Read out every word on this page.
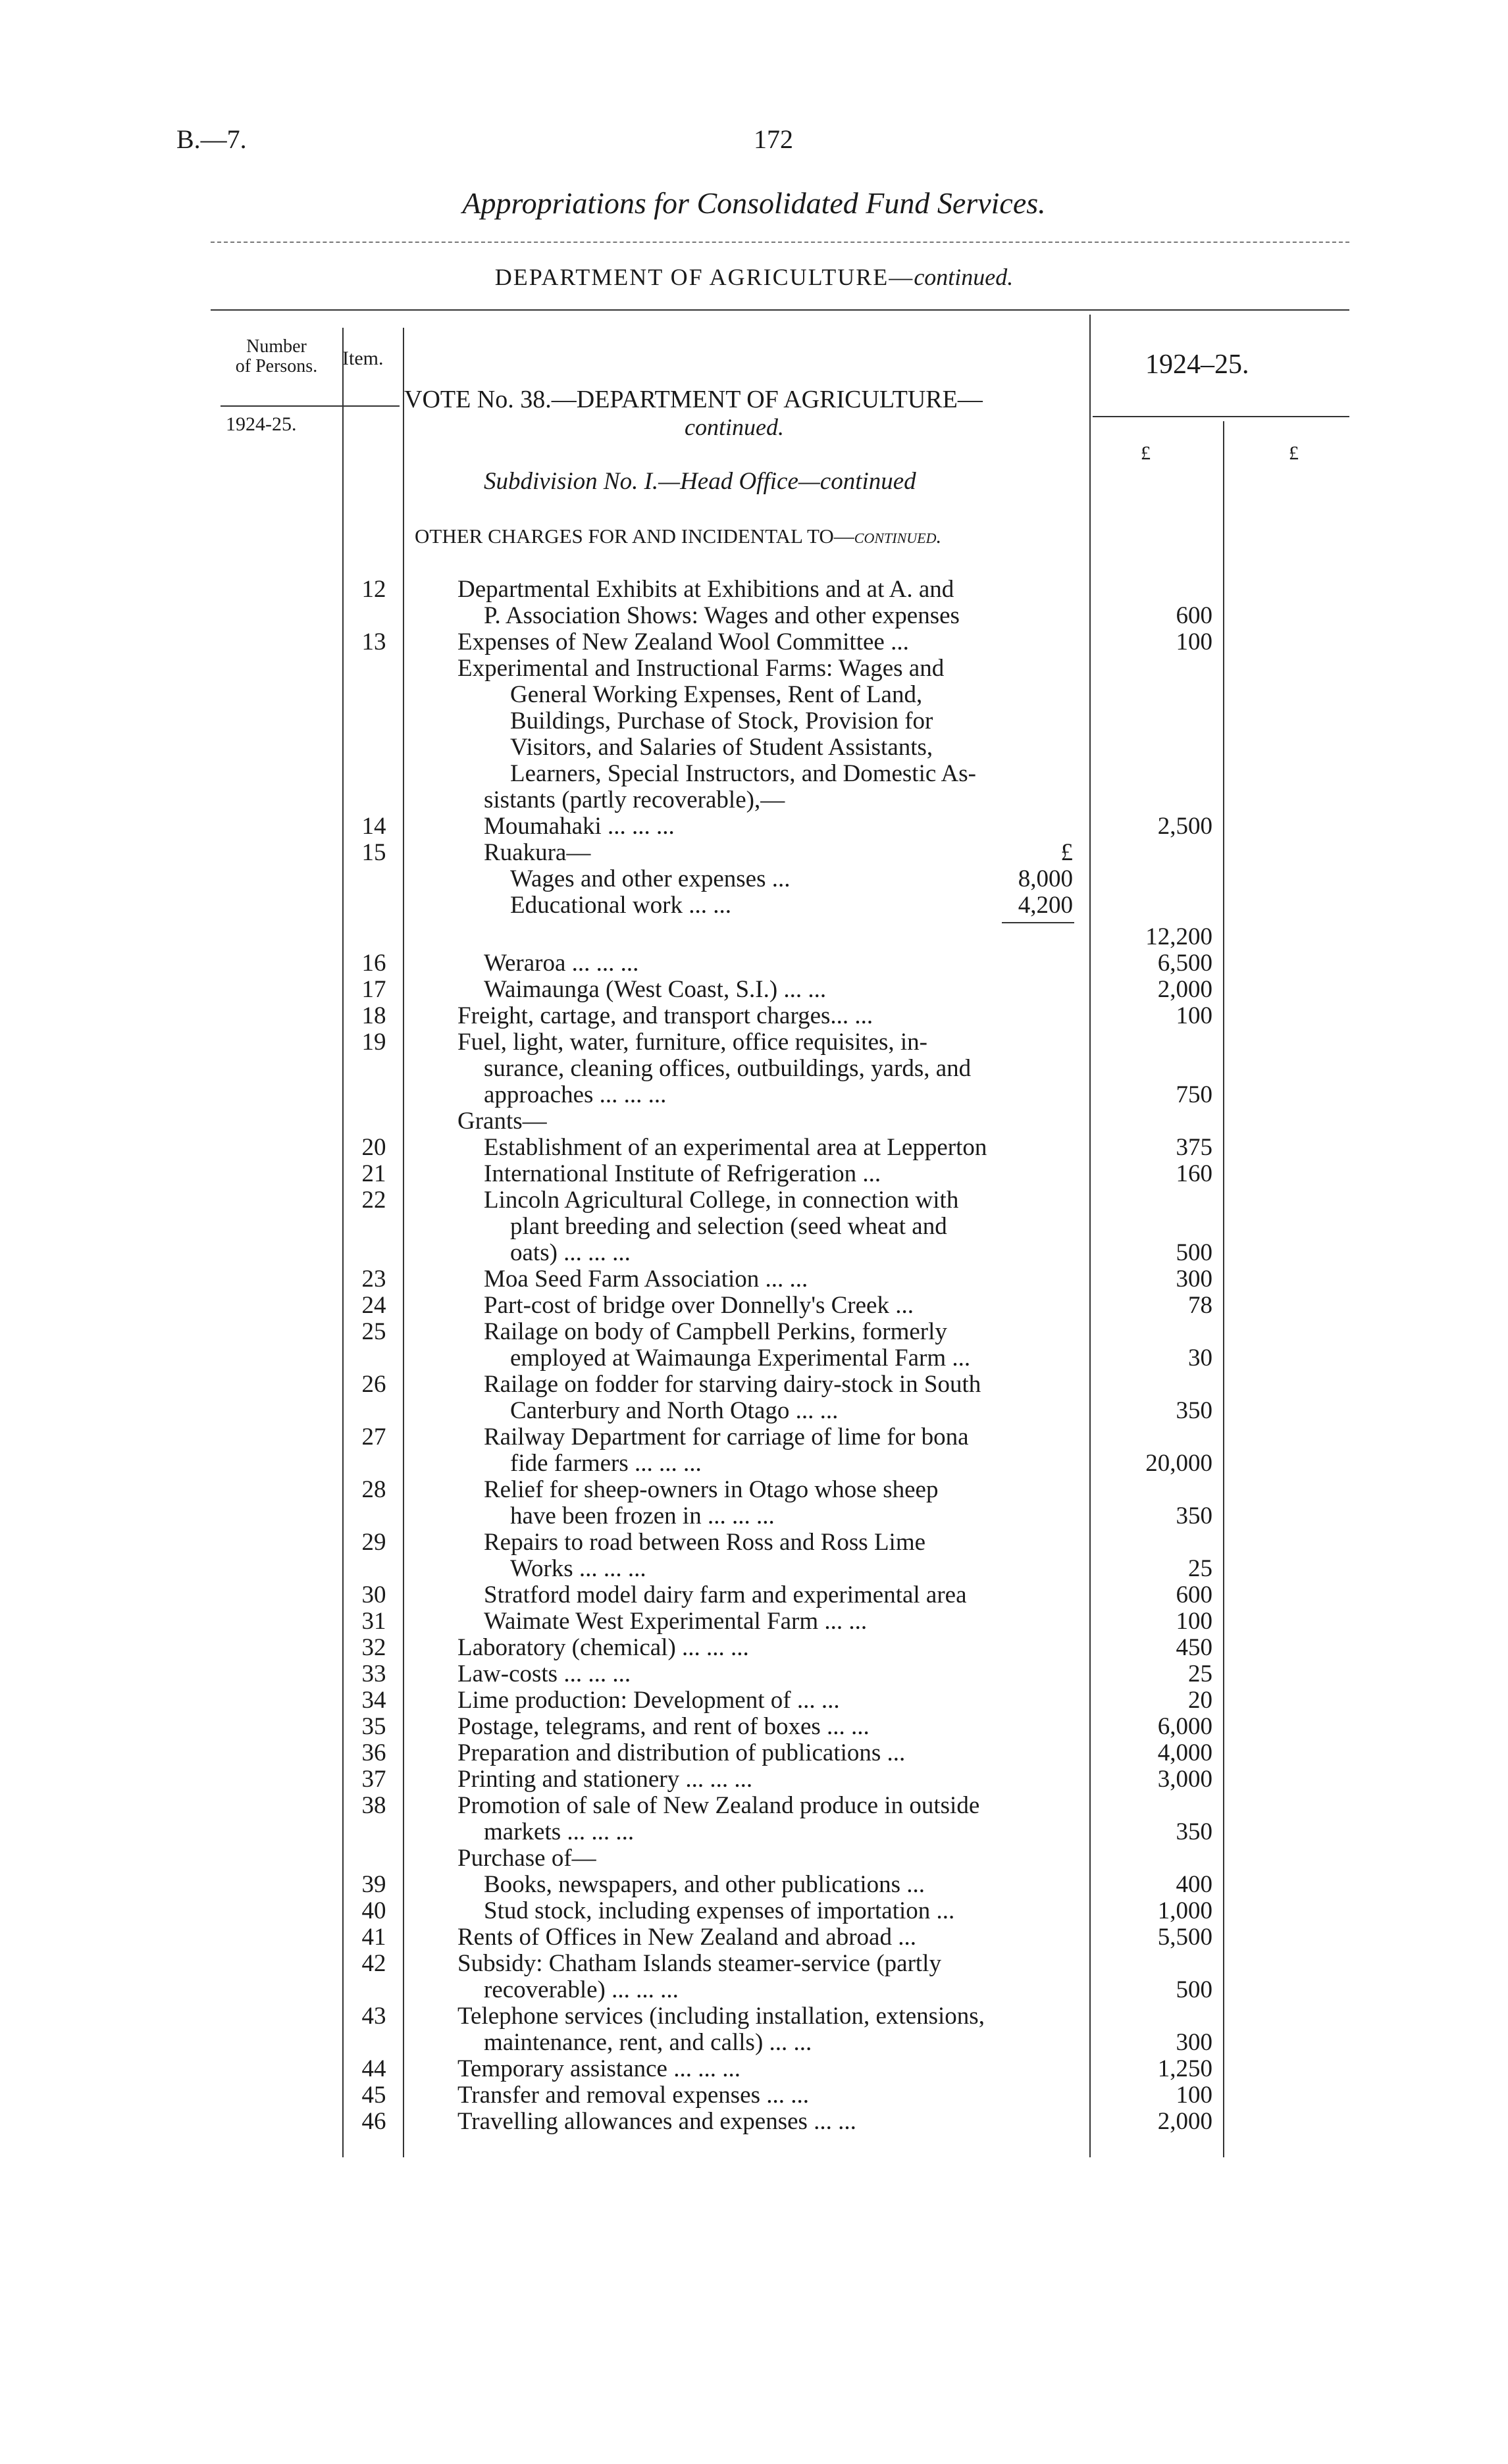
B.—7.	172
Appropriations for Consolidated Fund Services.
DEPARTMENT OF AGRICULTURE—continued.
Number
of Persons.	Item.	1924–25.
1924-25.
£	£
VOTE No. 38.—DEPARTMENT OF AGRICULTURE—
continued.
Subdivision No. I.—Head Office—continued
OTHER CHARGES FOR AND INCIDENTAL TO—continued.
12	Departmental Exhibits at Exhibitions and at A. and
P. Association Shows: Wages and other expenses	600
13	Expenses of New Zealand Wool Committee ...	100
Experimental and Instructional Farms: Wages and
General Working Expenses, Rent of Land,
Buildings, Purchase of Stock, Provision for
Visitors, and Salaries of Student Assistants,
Learners, Special Instructors, and Domestic As-
sistants (partly recoverable),—
14	Moumahaki ... ... ...	2,500
15	Ruakura—	£
Wages and other expenses ...	8,000
Educational work ... ...	4,200
12,200
16	Weraroa ... ... ...	6,500
17	Waimaunga (West Coast, S.I.) ... ...	2,000
18	Freight, cartage, and transport charges... ...	100
19	Fuel, light, water, furniture, office requisites, in-
surance, cleaning offices, outbuildings, yards, and
approaches ... ... ...	750
Grants—
20	Establishment of an experimental area at Lepperton	375
21	International Institute of Refrigeration ...	160
22	Lincoln Agricultural College, in connection with
plant breeding and selection (seed wheat and
oats) ... ... ...	500
23	Moa Seed Farm Association ... ...	300
24	Part-cost of bridge over Donnelly's Creek ...	78
25	Railage on body of Campbell Perkins, formerly
employed at Waimaunga Experimental Farm ...	30
26	Railage on fodder for starving dairy-stock in South
Canterbury and North Otago ... ...	350
27	Railway Department for carriage of lime for bona
fide farmers ... ... ...	20,000
28	Relief for sheep-owners in Otago whose sheep
have been frozen in ... ... ...	350
29	Repairs to road between Ross and Ross Lime
Works ... ... ...	25
30	Stratford model dairy farm and experimental area	600
31	Waimate West Experimental Farm ... ...	100
32	Laboratory (chemical) ... ... ...	450
33	Law-costs ... ... ...	25
34	Lime production: Development of ... ...	20
35	Postage, telegrams, and rent of boxes ... ...	6,000
36	Preparation and distribution of publications ...	4,000
37	Printing and stationery ... ... ...	3,000
38	Promotion of sale of New Zealand produce in outside
markets ... ... ...	350
Purchase of—
39	Books, newspapers, and other publications ...	400
40	Stud stock, including expenses of importation ...	1,000
41	Rents of Offices in New Zealand and abroad ...	5,500
42	Subsidy: Chatham Islands steamer-service (partly
recoverable) ... ... ...	500
43	Telephone services (including installation, extensions,
maintenance, rent, and calls) ... ...	300
44	Temporary assistance ... ... ...	1,250
45	Transfer and removal expenses ... ...	100
46	Travelling allowances and expenses ... ...	2,000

-----

> _BRIEF_: Write out the records above exactly as they stand, leaving out every picture.

> _EXPECTED ANSWER_:
Read out every word on this page.
B.—7.	172
Appropriations for Consolidated Fund Services.
DEPARTMENT OF AGRICULTURE—continued.
Number
of Persons.	Item.	1924–25.
1924-25.
£	£
VOTE No. 38.—DEPARTMENT OF AGRICULTURE—
continued.
Subdivision No. I.—Head Office—continued
OTHER CHARGES FOR AND INCIDENTAL TO—continued.
12	Departmental Exhibits at Exhibitions and at A. and
P. Association Shows: Wages and other expenses	600
13	Expenses of New Zealand Wool Committee ...	100
Experimental and Instructional Farms: Wages and
General Working Expenses, Rent of Land,
Buildings, Purchase of Stock, Provision for
Visitors, and Salaries of Student Assistants,
Learners, Special Instructors, and Domestic As-
sistants (partly recoverable),—
14	Moumahaki ... ... ...	2,500
15	Ruakura—	£
Wages and other expenses ...	8,000
Educational work ... ...	4,200
12,200
16	Weraroa ... ... ...	6,500
17	Waimaunga (West Coast, S.I.) ... ...	2,000
18	Freight, cartage, and transport charges... ...	100
19	Fuel, light, water, furniture, office requisites, in-
surance, cleaning offices, outbuildings, yards, and
approaches ... ... ...	750
Grants—
20	Establishment of an experimental area at Lepperton	375
21	International Institute of Refrigeration ...	160
22	Lincoln Agricultural College, in connection with
plant breeding and selection (seed wheat and
oats) ... ... ...	500
23	Moa Seed Farm Association ... ...	300
24	Part-cost of bridge over Donnelly's Creek ...	78
25	Railage on body of Campbell Perkins, formerly
employed at Waimaunga Experimental Farm ...	30
26	Railage on fodder for starving dairy-stock in South
Canterbury and North Otago ... ...	350
27	Railway Department for carriage of lime for bona
fide farmers ... ... ...	20,000
28	Relief for sheep-owners in Otago whose sheep
have been frozen in ... ... ...	350
29	Repairs to road between Ross and Ross Lime
Works ... ... ...	25
30	Stratford model dairy farm and experimental area	600
31	Waimate West Experimental Farm ... ...	100
32	Laboratory (chemical) ... ... ...	450
33	Law-costs ... ... ...	25
34	Lime production: Development of ... ...	20
35	Postage, telegrams, and rent of boxes ... ...	6,000
36	Preparation and distribution of publications ...	4,000
37	Printing and stationery ... ... ...	3,000
38	Promotion of sale of New Zealand produce in outside
markets ... ... ...	350
Purchase of—
39	Books, newspapers, and other publications ...	400
40	Stud stock, including expenses of importation ...	1,000
41	Rents of Offices in New Zealand and abroad ...	5,500
42	Subsidy: Chatham Islands steamer-service (partly
recoverable) ... ... ...	500
43	Telephone services (including installation, extensions,
maintenance, rent, and calls) ... ...	300
44	Temporary assistance ... ... ...	1,250
45	Transfer and removal expenses ... ...	100
46	Travelling allowances and expenses ... ...	2,000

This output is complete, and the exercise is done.